What this task involves: Take the material below and retype it in full; pictures are left out.

Material for this exercise:
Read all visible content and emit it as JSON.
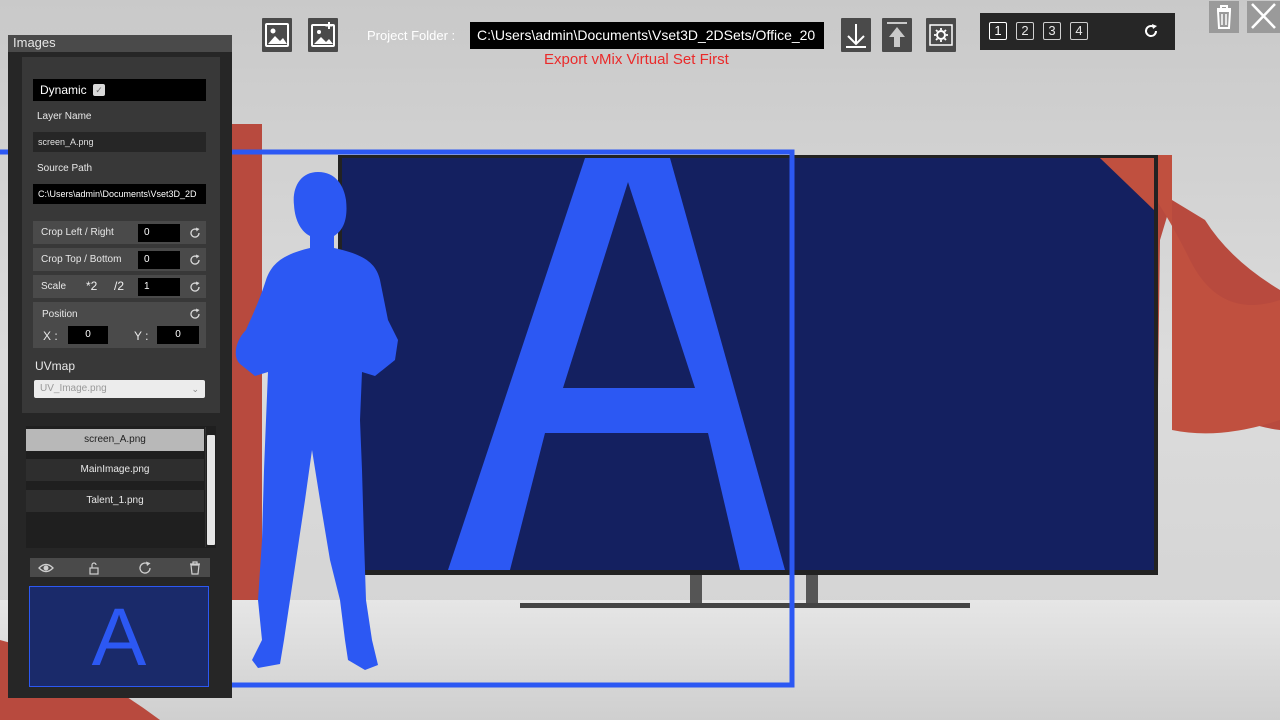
{
  "panel": {
    "title": "Images",
    "dynamic_label": "Dynamic",
    "dynamic_checked": true,
    "layer_name_label": "Layer Name",
    "layer_name_value": "screen_A.png",
    "source_path_label": "Source Path",
    "source_path_value": "C:\\Users\\admin\\Documents\\Vset3D_2D",
    "crop_lr_label": "Crop Left / Right",
    "crop_lr_value": "0",
    "crop_tb_label": "Crop Top / Bottom",
    "crop_tb_value": "0",
    "scale_label": "Scale",
    "scale_double_label": "*2",
    "scale_half_label": "/2",
    "scale_value": "1",
    "position_label": "Position",
    "x_label": "X :",
    "x_value": "0",
    "y_label": "Y :",
    "y_value": "0",
    "uvmap_label": "UVmap",
    "uvmap_selected": "UV_Image.png",
    "layers": [
      "screen_A.png",
      "MainImage.png",
      "Talent_1.png"
    ],
    "selected_layer_index": 0,
    "preview_letter": "A"
  },
  "toolbar": {
    "project_folder_label": "Project Folder :",
    "project_folder_value": "C:\\Users\\admin\\Documents\\Vset3D_2DSets/Office_20",
    "export_warning": "Export vMix Virtual Set First",
    "layer_numbers": [
      "1",
      "2",
      "3",
      "4"
    ],
    "active_layer": "1"
  },
  "scene": {
    "screen_letter": "A"
  },
  "icons": {
    "add_image": "image-icon",
    "add_image_alt": "image-plus-icon",
    "import": "download-arrow-icon",
    "export": "upload-arrow-icon",
    "settings": "gear-icon",
    "refresh": "refresh-icon",
    "delete": "trash-icon",
    "close": "close-icon",
    "visibility": "eye-icon",
    "lock": "lock-icon"
  },
  "colors": {
    "accent_blue": "#2c58f3",
    "screen_navy": "#142060",
    "warning_red": "#ea2a2a",
    "wall_red": "#b84a3e"
  }
}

Complete output:
Read all visible content and emit it as JSON.
{
  "panel": {
    "title": "Images",
    "dynamic_label": "Dynamic",
    "dynamic_checked": true,
    "layer_name_label": "Layer Name",
    "layer_name_value": "screen_A.png",
    "source_path_label": "Source Path",
    "source_path_value": "C:\\Users\\admin\\Documents\\Vset3D_2D",
    "crop_lr_label": "Crop Left / Right",
    "crop_lr_value": "0",
    "crop_tb_label": "Crop Top / Bottom",
    "crop_tb_value": "0",
    "scale_label": "Scale",
    "scale_double_label": "*2",
    "scale_half_label": "/2",
    "scale_value": "1",
    "position_label": "Position",
    "x_label": "X :",
    "x_value": "0",
    "y_label": "Y :",
    "y_value": "0",
    "uvmap_label": "UVmap",
    "uvmap_selected": "UV_Image.png",
    "layers": [
      "screen_A.png",
      "MainImage.png",
      "Talent_1.png"
    ],
    "selected_layer_index": 0,
    "preview_letter": "A"
  },
  "toolbar": {
    "project_folder_label": "Project Folder :",
    "project_folder_value": "C:\\Users\\admin\\Documents\\Vset3D_2DSets/Office_20",
    "export_warning": "Export vMix Virtual Set First",
    "layer_numbers": [
      "1",
      "2",
      "3",
      "4"
    ],
    "active_layer": "1"
  },
  "scene": {
    "screen_letter": "A"
  },
  "icons": {
    "add_image": "image-icon",
    "add_image_alt": "image-plus-icon",
    "import": "download-arrow-icon",
    "export": "upload-arrow-icon",
    "settings": "gear-icon",
    "refresh": "refresh-icon",
    "delete": "trash-icon",
    "close": "close-icon",
    "visibility": "eye-icon",
    "lock": "lock-icon"
  },
  "colors": {
    "accent_blue": "#2c58f3",
    "screen_navy": "#142060",
    "warning_red": "#ea2a2a",
    "wall_red": "#b84a3e"
  }
}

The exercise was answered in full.